### Required work
Reproduce the material exactly, omitting nothing.
___ Given records ___
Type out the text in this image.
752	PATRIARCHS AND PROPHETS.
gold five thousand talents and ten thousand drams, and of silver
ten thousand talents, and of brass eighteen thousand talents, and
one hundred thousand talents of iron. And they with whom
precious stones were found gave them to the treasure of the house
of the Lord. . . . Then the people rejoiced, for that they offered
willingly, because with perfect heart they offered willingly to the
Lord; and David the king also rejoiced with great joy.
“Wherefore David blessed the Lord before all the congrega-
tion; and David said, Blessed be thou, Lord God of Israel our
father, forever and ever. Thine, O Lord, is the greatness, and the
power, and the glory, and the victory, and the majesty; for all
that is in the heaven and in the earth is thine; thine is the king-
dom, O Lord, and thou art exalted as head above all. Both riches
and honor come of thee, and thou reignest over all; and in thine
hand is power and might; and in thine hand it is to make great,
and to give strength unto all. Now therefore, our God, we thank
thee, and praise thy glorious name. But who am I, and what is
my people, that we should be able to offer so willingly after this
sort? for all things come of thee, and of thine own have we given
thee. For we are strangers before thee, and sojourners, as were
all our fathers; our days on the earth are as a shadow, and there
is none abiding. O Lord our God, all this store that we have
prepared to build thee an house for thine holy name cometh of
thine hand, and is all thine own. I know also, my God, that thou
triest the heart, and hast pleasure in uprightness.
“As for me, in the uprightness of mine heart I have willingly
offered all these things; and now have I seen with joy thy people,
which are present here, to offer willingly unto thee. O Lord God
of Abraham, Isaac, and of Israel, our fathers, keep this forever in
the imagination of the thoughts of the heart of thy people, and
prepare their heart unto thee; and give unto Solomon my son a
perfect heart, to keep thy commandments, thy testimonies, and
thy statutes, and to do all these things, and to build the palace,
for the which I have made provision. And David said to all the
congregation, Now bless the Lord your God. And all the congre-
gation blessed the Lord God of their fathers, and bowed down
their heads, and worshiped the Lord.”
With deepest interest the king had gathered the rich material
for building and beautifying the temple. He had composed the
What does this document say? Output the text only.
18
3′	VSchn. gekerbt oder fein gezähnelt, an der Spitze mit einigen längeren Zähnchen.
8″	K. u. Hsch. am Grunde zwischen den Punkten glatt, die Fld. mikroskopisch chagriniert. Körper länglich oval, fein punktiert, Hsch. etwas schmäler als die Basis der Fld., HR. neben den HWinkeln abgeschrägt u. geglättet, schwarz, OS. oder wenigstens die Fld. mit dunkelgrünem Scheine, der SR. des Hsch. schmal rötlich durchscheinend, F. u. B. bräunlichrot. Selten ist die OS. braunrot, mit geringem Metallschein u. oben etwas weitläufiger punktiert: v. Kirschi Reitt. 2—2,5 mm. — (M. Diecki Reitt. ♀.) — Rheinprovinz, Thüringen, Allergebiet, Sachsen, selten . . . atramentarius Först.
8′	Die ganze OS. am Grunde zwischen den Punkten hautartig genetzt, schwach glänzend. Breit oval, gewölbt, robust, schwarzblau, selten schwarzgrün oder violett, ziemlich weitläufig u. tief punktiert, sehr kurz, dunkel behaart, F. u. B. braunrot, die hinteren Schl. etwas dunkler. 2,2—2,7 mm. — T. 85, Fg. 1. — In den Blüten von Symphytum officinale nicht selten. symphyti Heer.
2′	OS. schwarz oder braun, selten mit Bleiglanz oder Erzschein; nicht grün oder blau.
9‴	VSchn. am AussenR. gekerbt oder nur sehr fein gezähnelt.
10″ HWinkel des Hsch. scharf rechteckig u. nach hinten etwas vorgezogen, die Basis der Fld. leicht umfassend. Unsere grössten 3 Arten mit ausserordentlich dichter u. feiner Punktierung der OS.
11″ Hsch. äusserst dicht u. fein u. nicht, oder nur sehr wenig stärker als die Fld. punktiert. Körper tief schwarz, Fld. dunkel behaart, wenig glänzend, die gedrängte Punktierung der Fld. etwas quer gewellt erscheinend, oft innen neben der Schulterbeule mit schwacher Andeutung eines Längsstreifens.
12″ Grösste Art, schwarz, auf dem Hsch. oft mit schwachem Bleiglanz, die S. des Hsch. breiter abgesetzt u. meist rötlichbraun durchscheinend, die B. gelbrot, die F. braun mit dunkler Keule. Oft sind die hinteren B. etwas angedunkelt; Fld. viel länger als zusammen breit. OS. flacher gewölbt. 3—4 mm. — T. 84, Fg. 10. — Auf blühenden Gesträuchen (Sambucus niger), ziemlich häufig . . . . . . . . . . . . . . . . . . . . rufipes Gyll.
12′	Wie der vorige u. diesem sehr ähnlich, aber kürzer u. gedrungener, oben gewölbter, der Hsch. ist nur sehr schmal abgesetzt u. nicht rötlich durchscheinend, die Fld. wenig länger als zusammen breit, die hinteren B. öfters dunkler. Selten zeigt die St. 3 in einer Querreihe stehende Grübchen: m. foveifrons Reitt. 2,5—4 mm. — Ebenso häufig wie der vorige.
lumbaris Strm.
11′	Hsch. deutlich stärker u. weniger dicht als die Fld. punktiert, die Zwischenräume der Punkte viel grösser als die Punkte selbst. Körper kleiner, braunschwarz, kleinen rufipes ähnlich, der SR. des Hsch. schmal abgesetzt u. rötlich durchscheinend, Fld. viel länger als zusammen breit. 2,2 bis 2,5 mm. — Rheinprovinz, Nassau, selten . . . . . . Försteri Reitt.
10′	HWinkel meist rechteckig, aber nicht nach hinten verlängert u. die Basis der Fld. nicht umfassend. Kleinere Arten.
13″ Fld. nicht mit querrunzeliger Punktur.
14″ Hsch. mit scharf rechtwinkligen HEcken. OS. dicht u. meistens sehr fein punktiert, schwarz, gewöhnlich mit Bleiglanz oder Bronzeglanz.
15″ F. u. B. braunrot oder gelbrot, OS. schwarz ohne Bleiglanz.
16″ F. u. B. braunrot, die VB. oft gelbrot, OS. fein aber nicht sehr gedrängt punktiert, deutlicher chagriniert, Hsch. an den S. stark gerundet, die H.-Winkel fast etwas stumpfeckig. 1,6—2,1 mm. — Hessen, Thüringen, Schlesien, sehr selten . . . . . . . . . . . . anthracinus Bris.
___
### Result of this exercise
Type out the text in this image.
752	PATRIARCHS AND PROPHETS.
gold five thousand talents and ten thousand drams, and of silver
ten thousand talents, and of brass eighteen thousand talents, and
one hundred thousand talents of iron. And they with whom
precious stones were found gave them to the treasure of the house
of the Lord. . . . Then the people rejoiced, for that they offered
willingly, because with perfect heart they offered willingly to the
Lord; and David the king also rejoiced with great joy.
“Wherefore David blessed the Lord before all the congrega-
tion; and David said, Blessed be thou, Lord God of Israel our
father, forever and ever. Thine, O Lord, is the greatness, and the
power, and the glory, and the victory, and the majesty; for all
that is in the heaven and in the earth is thine; thine is the king-
dom, O Lord, and thou art exalted as head above all. Both riches
and honor come of thee, and thou reignest over all; and in thine
hand is power and might; and in thine hand it is to make great,
and to give strength unto all. Now therefore, our God, we thank
thee, and praise thy glorious name. But who am I, and what is
my people, that we should be able to offer so willingly after this
sort? for all things come of thee, and of thine own have we given
thee. For we are strangers before thee, and sojourners, as were
all our fathers; our days on the earth are as a shadow, and there
is none abiding. O Lord our God, all this store that we have
prepared to build thee an house for thine holy name cometh of
thine hand, and is all thine own. I know also, my God, that thou
triest the heart, and hast pleasure in uprightness.
“As for me, in the uprightness of mine heart I have willingly
offered all these things; and now have I seen with joy thy people,
which are present here, to offer willingly unto thee. O Lord God
of Abraham, Isaac, and of Israel, our fathers, keep this forever in
the imagination of the thoughts of the heart of thy people, and
prepare their heart unto thee; and give unto Solomon my son a
perfect heart, to keep thy commandments, thy testimonies, and
thy statutes, and to do all these things, and to build the palace,
for the which I have made provision. And David said to all the
congregation, Now bless the Lord your God. And all the congre-
gation blessed the Lord God of their fathers, and bowed down
their heads, and worshiped the Lord.”
With deepest interest the king had gathered the rich material
for building and beautifying the temple. He had composed the
What does this document say? Output the text only.
18
3′	VSchn. gekerbt oder fein gezähnelt, an der Spitze mit einigen längeren Zähnchen.
8″	K. u. Hsch. am Grunde zwischen den Punkten glatt, die Fld. mikroskopisch chagriniert. Körper länglich oval, fein punktiert, Hsch. etwas schmäler als die Basis der Fld., HR. neben den HWinkeln abgeschrägt u. geglättet, schwarz, OS. oder wenigstens die Fld. mit dunkelgrünem Scheine, der SR. des Hsch. schmal rötlich durchscheinend, F. u. B. bräunlichrot. Selten ist die OS. braunrot, mit geringem Metallschein u. oben etwas weitläufiger punktiert: v. Kirschi Reitt. 2—2,5 mm. — (M. Diecki Reitt. ♀.) — Rheinprovinz, Thüringen, Allergebiet, Sachsen, selten . . . atramentarius Först.
8′	Die ganze OS. am Grunde zwischen den Punkten hautartig genetzt, schwach glänzend. Breit oval, gewölbt, robust, schwarzblau, selten schwarzgrün oder violett, ziemlich weitläufig u. tief punktiert, sehr kurz, dunkel behaart, F. u. B. braunrot, die hinteren Schl. etwas dunkler. 2,2—2,7 mm. — T. 85, Fg. 1. — In den Blüten von Symphytum officinale nicht selten. symphyti Heer.
2′	OS. schwarz oder braun, selten mit Bleiglanz oder Erzschein; nicht grün oder blau.
9‴	VSchn. am AussenR. gekerbt oder nur sehr fein gezähnelt.
10″ HWinkel des Hsch. scharf rechteckig u. nach hinten etwas vorgezogen, die Basis der Fld. leicht umfassend. Unsere grössten 3 Arten mit ausserordentlich dichter u. feiner Punktierung der OS.
11″ Hsch. äusserst dicht u. fein u. nicht, oder nur sehr wenig stärker als die Fld. punktiert. Körper tief schwarz, Fld. dunkel behaart, wenig glänzend, die gedrängte Punktierung der Fld. etwas quer gewellt erscheinend, oft innen neben der Schulterbeule mit schwacher Andeutung eines Längsstreifens.
12″ Grösste Art, schwarz, auf dem Hsch. oft mit schwachem Bleiglanz, die S. des Hsch. breiter abgesetzt u. meist rötlichbraun durchscheinend, die B. gelbrot, die F. braun mit dunkler Keule. Oft sind die hinteren B. etwas angedunkelt; Fld. viel länger als zusammen breit. OS. flacher gewölbt. 3—4 mm. — T. 84, Fg. 10. — Auf blühenden Gesträuchen (Sambucus niger), ziemlich häufig . . . . . . . . . . . . . . . . . . . . rufipes Gyll.
12′	Wie der vorige u. diesem sehr ähnlich, aber kürzer u. gedrungener, oben gewölbter, der Hsch. ist nur sehr schmal abgesetzt u. nicht rötlich durchscheinend, die Fld. wenig länger als zusammen breit, die hinteren B. öfters dunkler. Selten zeigt die St. 3 in einer Querreihe stehende Grübchen: m. foveifrons Reitt. 2,5—4 mm. — Ebenso häufig wie der vorige.
lumbaris Strm.
11′	Hsch. deutlich stärker u. weniger dicht als die Fld. punktiert, die Zwischenräume der Punkte viel grösser als die Punkte selbst. Körper kleiner, braunschwarz, kleinen rufipes ähnlich, der SR. des Hsch. schmal abgesetzt u. rötlich durchscheinend, Fld. viel länger als zusammen breit. 2,2 bis 2,5 mm. — Rheinprovinz, Nassau, selten . . . . . . Försteri Reitt.
10′	HWinkel meist rechteckig, aber nicht nach hinten verlängert u. die Basis der Fld. nicht umfassend. Kleinere Arten.
13″ Fld. nicht mit querrunzeliger Punktur.
14″ Hsch. mit scharf rechtwinkligen HEcken. OS. dicht u. meistens sehr fein punktiert, schwarz, gewöhnlich mit Bleiglanz oder Bronzeglanz.
15″ F. u. B. braunrot oder gelbrot, OS. schwarz ohne Bleiglanz.
16″ F. u. B. braunrot, die VB. oft gelbrot, OS. fein aber nicht sehr gedrängt punktiert, deutlicher chagriniert, Hsch. an den S. stark gerundet, die H.-Winkel fast etwas stumpfeckig. 1,6—2,1 mm. — Hessen, Thüringen, Schlesien, sehr selten . . . . . . . . . . . . anthracinus Bris.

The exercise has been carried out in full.